__Written request__: Skip the pictures and repeat each line of the data exactly.

__Provided records__:
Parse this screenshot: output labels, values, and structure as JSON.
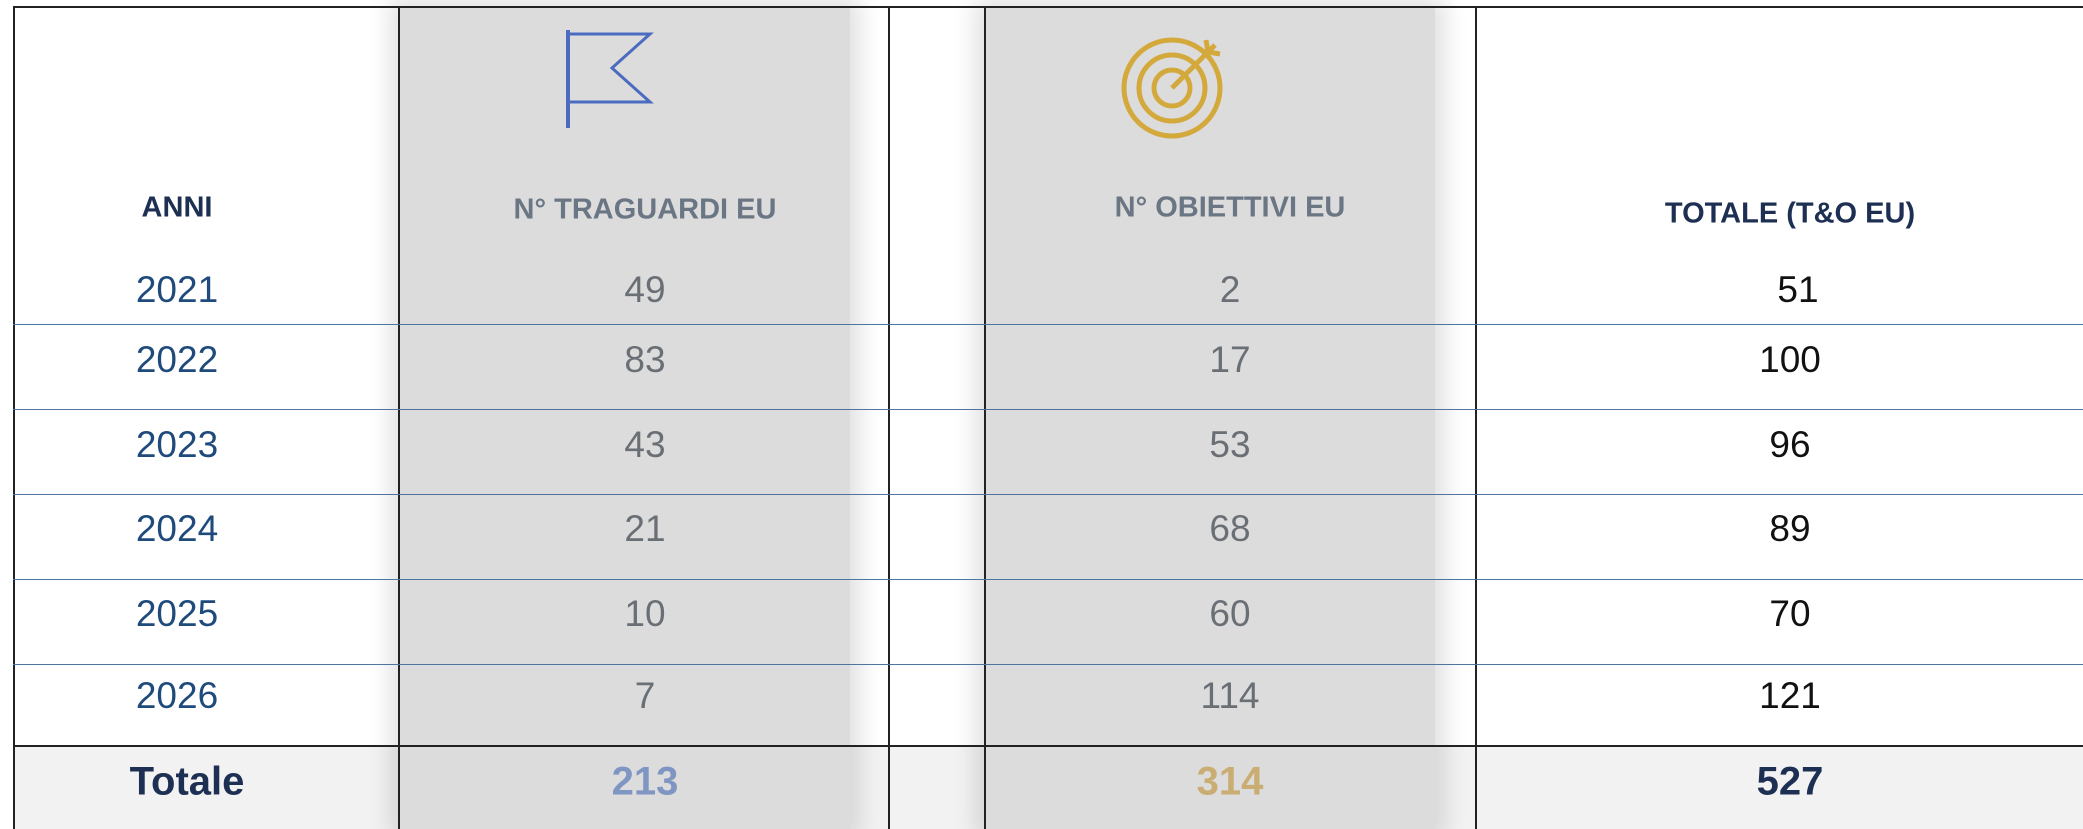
{
  "table": {
    "headers": [
      "ANNI",
      "N° TRAGUARDI EU",
      "N° OBIETTIVI EU",
      "TOTALE (T&O EU)"
    ],
    "rows": [
      [
        "2021",
        "49",
        "2",
        "51"
      ],
      [
        "2022",
        "83",
        "17",
        "100"
      ],
      [
        "2023",
        "43",
        "53",
        "96"
      ],
      [
        "2024",
        "21",
        "68",
        "89"
      ],
      [
        "2025",
        "10",
        "60",
        "70"
      ],
      [
        "2026",
        "7",
        "114",
        "121"
      ]
    ],
    "total": [
      "Totale",
      "213",
      "314",
      "527"
    ]
  }
}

__Response to this exercise__:
Parse this screenshot: output labels, values, and structure as JSON.
{
  "table": {
    "headers": [
      "ANNI",
      "N° TRAGUARDI EU",
      "N° OBIETTIVI EU",
      "TOTALE (T&O EU)"
    ],
    "rows": [
      [
        "2021",
        "49",
        "2",
        "51"
      ],
      [
        "2022",
        "83",
        "17",
        "100"
      ],
      [
        "2023",
        "43",
        "53",
        "96"
      ],
      [
        "2024",
        "21",
        "68",
        "89"
      ],
      [
        "2025",
        "10",
        "60",
        "70"
      ],
      [
        "2026",
        "7",
        "114",
        "121"
      ]
    ],
    "total": [
      "Totale",
      "213",
      "314",
      "527"
    ]
  }
}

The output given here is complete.